REQUIREMENTS » Pick out each line containing the string "Throughput".

Records about charts and figures »
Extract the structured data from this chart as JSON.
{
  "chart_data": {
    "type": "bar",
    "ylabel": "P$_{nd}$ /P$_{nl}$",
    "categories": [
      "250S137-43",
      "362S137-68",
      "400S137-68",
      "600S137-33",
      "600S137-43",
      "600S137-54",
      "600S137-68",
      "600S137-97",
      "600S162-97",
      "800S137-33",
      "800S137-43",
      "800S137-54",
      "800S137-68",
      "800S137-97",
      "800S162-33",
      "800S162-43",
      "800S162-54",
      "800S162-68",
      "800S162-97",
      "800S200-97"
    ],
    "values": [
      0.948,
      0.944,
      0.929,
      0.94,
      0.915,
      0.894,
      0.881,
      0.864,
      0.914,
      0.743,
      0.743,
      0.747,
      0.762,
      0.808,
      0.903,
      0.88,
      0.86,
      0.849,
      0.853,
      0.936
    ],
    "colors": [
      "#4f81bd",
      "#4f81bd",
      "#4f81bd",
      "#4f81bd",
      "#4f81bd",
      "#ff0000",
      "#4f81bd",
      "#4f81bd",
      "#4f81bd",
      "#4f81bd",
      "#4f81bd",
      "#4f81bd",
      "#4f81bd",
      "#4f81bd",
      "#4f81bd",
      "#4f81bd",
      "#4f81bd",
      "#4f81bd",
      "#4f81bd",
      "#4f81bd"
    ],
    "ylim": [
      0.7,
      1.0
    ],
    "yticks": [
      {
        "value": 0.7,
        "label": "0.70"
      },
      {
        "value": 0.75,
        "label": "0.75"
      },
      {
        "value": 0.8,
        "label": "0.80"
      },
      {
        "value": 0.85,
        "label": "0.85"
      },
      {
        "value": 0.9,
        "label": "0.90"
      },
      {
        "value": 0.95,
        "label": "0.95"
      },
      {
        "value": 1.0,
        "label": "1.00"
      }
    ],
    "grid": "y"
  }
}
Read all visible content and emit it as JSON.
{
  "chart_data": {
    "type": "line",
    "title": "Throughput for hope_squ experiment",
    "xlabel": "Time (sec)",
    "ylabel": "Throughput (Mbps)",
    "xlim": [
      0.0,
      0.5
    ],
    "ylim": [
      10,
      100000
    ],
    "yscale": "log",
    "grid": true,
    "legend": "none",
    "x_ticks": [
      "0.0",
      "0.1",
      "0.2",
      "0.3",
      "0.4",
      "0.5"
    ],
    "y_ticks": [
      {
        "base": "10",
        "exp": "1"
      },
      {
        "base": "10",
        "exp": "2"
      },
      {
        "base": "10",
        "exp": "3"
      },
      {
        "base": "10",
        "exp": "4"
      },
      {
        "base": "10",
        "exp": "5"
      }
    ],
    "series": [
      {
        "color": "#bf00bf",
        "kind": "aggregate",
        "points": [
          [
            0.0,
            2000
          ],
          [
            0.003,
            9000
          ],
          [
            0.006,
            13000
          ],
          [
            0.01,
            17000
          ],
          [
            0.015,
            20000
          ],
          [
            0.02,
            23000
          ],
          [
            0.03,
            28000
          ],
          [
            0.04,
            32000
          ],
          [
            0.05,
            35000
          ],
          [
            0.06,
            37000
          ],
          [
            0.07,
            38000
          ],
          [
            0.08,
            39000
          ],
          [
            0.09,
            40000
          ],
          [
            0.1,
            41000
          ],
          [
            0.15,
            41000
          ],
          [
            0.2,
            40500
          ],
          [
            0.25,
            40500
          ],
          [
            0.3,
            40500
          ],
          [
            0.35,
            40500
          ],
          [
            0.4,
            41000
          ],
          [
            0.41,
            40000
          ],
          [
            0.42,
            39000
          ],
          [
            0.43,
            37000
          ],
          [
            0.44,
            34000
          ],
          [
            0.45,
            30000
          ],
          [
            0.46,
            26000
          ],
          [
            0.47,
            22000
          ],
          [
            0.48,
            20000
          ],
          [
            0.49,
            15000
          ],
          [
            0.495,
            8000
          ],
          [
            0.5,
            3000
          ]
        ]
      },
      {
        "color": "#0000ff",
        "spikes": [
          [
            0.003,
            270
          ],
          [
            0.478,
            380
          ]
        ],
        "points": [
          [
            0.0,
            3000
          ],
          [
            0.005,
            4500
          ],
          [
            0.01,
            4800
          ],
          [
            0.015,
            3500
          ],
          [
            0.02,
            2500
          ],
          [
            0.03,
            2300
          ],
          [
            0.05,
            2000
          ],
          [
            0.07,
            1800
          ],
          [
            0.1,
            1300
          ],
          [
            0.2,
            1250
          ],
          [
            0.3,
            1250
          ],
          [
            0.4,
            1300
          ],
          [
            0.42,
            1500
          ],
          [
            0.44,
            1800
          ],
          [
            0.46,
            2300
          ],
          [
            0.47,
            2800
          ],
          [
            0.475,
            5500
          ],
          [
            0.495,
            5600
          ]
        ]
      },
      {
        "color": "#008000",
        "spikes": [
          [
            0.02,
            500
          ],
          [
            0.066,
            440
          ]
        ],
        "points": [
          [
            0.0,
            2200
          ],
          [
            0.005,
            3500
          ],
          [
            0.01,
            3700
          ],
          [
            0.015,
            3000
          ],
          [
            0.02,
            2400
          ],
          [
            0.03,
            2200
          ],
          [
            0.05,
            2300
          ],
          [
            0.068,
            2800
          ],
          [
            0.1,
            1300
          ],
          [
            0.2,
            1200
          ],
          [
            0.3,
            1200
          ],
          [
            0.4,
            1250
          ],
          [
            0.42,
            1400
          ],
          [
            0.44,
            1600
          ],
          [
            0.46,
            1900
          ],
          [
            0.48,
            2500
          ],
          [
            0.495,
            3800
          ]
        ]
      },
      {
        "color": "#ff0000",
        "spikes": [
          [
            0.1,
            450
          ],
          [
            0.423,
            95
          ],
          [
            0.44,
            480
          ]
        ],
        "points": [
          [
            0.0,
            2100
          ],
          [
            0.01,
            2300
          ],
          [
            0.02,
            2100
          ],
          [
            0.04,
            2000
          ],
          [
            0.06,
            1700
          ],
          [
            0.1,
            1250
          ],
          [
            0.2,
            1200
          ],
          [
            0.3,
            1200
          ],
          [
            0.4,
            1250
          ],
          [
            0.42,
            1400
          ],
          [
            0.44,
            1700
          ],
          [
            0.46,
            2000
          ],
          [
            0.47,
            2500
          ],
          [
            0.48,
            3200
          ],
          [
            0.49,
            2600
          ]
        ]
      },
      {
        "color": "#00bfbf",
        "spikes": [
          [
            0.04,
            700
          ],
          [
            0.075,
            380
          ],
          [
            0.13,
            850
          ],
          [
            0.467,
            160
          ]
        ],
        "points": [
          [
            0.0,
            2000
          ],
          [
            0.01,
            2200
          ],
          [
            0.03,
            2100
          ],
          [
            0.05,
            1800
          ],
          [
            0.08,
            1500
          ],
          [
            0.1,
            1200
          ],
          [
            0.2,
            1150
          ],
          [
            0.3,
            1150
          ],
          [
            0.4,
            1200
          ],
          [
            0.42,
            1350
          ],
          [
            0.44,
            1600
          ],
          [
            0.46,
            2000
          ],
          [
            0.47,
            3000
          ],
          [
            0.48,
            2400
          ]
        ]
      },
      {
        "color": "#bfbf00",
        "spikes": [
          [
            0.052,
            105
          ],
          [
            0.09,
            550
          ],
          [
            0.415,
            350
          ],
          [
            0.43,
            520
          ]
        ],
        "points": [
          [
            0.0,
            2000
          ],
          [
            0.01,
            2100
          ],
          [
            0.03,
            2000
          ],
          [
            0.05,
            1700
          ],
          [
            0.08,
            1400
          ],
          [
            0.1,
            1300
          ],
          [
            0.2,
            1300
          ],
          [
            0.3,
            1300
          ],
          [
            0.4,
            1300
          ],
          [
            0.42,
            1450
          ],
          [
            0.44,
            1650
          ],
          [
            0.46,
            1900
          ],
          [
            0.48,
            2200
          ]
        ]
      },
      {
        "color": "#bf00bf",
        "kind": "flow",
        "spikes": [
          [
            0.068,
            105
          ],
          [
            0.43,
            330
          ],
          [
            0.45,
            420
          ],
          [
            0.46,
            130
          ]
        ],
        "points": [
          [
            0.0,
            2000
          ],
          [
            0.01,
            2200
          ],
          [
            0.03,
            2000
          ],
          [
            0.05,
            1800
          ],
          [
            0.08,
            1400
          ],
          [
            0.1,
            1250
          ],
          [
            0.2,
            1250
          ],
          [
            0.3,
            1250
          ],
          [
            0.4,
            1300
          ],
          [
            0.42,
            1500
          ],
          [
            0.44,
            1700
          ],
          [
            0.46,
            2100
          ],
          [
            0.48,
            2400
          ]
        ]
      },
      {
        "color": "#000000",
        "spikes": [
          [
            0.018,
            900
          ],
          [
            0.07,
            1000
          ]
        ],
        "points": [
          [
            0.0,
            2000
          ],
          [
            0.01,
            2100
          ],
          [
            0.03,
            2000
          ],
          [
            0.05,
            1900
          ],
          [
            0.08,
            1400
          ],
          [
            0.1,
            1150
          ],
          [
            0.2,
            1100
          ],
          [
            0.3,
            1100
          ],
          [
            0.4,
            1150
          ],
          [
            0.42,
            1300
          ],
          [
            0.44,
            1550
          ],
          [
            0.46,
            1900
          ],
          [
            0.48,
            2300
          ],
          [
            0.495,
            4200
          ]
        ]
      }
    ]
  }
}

EXERCISE ANSWER »
    "title": "Throughput for hope_squ experiment",
    "ylabel": "Throughput (Mbps)",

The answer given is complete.